→ **Stored data**

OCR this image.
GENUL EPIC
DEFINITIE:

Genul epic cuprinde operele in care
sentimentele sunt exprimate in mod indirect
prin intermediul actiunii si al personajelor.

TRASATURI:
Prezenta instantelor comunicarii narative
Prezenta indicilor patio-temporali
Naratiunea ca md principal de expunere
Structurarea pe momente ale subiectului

→ **GIVEN PROBLEM**
Repeat the data above exactly.

→ **FINISHED ANSWER**
OCR this image.
GENUL EPIC
DEFINITIE:

Genul epic cuprinde operele in care
sentimentele sunt exprimate in mod indirect
prin intermediul actiunii si al personajelor.

TRASATURI:
Prezenta instantelor comunicarii narative
Prezenta indicilor patio-temporali
Naratiunea ca md principal de expunere
Structurarea pe momente ale subiectului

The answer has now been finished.